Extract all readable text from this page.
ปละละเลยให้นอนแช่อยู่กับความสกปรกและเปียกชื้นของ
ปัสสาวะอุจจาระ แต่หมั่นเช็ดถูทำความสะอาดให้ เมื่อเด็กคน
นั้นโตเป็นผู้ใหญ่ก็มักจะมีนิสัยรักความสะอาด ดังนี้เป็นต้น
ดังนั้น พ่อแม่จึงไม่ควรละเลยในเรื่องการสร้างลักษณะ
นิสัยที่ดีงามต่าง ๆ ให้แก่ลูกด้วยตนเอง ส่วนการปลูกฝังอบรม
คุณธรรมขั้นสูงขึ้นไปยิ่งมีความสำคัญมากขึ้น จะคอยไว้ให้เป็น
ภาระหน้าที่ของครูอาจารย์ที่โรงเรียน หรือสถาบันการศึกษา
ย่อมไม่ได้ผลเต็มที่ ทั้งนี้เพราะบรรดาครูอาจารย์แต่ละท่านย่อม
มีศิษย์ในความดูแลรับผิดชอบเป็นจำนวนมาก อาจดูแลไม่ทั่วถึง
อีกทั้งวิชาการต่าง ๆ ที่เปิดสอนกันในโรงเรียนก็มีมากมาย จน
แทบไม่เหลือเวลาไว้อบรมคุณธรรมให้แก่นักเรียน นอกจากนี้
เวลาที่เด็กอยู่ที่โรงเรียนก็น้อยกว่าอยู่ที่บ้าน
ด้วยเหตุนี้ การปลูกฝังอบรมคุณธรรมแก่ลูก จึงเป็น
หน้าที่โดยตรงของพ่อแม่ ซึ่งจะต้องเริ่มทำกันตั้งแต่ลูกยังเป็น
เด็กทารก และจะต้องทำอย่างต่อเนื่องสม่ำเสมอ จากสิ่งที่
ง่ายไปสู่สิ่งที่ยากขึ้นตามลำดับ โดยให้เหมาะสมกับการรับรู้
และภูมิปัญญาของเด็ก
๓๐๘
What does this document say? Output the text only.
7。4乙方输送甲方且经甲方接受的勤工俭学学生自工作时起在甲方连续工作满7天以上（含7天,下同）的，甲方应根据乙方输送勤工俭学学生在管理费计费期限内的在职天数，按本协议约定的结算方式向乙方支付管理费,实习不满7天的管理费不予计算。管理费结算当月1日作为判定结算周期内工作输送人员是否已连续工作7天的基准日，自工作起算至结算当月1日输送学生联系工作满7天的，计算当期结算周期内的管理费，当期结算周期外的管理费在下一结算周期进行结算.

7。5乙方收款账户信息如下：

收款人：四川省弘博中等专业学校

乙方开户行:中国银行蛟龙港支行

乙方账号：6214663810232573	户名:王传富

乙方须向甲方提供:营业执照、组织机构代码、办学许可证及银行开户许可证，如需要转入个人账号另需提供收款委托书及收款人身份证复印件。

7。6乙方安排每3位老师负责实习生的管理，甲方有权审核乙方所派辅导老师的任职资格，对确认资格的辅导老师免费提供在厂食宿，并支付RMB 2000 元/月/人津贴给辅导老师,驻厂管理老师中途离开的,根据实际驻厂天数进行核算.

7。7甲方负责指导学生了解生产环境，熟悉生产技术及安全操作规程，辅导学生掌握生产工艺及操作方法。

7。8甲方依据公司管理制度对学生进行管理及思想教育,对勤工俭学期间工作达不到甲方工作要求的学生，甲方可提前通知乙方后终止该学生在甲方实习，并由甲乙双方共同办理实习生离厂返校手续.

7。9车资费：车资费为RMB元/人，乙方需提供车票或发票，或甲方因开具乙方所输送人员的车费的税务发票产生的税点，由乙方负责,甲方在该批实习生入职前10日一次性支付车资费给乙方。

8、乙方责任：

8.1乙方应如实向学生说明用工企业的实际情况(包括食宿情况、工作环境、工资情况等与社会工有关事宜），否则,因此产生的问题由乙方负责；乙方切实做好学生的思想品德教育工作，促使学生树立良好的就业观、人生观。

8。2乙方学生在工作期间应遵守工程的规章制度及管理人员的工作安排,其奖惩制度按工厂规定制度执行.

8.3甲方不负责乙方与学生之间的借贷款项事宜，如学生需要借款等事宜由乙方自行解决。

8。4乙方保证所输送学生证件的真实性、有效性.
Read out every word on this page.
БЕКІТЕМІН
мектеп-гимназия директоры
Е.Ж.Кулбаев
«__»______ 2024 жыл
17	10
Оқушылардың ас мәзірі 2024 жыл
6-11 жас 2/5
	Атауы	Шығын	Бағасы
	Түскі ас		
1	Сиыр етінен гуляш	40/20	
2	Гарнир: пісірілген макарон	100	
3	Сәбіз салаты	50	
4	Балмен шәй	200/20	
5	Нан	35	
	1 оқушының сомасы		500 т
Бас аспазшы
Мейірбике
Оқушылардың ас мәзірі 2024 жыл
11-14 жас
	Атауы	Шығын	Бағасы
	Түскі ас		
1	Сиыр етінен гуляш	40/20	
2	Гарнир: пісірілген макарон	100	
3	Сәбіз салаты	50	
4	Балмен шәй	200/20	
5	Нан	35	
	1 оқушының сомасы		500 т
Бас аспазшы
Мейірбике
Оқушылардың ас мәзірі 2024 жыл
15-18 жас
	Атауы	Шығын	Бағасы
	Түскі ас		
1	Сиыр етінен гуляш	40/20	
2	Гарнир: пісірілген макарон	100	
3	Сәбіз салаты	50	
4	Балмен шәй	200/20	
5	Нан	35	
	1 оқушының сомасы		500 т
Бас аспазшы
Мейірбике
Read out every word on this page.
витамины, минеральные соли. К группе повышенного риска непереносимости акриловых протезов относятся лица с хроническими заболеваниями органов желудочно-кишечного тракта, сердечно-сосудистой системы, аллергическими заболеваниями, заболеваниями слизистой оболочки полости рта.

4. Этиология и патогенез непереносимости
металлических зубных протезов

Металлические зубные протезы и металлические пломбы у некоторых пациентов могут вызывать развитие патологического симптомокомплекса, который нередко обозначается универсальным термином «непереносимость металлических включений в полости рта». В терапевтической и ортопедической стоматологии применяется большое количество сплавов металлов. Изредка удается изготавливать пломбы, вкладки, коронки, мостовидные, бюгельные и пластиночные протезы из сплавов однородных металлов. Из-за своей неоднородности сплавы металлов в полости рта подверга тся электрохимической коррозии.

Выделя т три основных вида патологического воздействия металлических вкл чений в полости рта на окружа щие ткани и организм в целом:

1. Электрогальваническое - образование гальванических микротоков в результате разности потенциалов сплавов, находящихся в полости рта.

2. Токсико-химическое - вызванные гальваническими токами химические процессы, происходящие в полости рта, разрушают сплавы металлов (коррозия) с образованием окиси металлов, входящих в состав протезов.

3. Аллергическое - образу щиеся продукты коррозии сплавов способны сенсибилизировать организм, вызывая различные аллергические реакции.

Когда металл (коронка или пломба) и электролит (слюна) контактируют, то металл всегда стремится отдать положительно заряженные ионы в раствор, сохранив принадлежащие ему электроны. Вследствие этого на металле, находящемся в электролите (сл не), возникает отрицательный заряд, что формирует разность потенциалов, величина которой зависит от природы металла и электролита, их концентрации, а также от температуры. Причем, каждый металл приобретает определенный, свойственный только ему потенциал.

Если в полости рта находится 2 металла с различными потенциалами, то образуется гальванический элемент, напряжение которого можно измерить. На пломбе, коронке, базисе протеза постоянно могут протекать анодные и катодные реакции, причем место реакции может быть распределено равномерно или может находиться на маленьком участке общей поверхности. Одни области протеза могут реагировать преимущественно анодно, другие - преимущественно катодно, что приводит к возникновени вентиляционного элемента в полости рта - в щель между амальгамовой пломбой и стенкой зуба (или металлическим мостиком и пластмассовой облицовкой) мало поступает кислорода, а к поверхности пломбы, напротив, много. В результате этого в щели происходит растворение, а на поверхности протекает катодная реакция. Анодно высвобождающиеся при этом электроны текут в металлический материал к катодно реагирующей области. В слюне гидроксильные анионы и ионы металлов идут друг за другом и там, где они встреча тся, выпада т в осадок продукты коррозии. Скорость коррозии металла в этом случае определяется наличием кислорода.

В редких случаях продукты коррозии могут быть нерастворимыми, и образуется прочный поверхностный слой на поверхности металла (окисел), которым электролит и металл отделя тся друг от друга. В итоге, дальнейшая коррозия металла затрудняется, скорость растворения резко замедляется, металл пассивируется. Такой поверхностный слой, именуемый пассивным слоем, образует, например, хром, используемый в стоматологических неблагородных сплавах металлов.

****************************************

- [Your instructions] State only the count of lines above that hold the string "реакции".

- [Result of this exercise] 2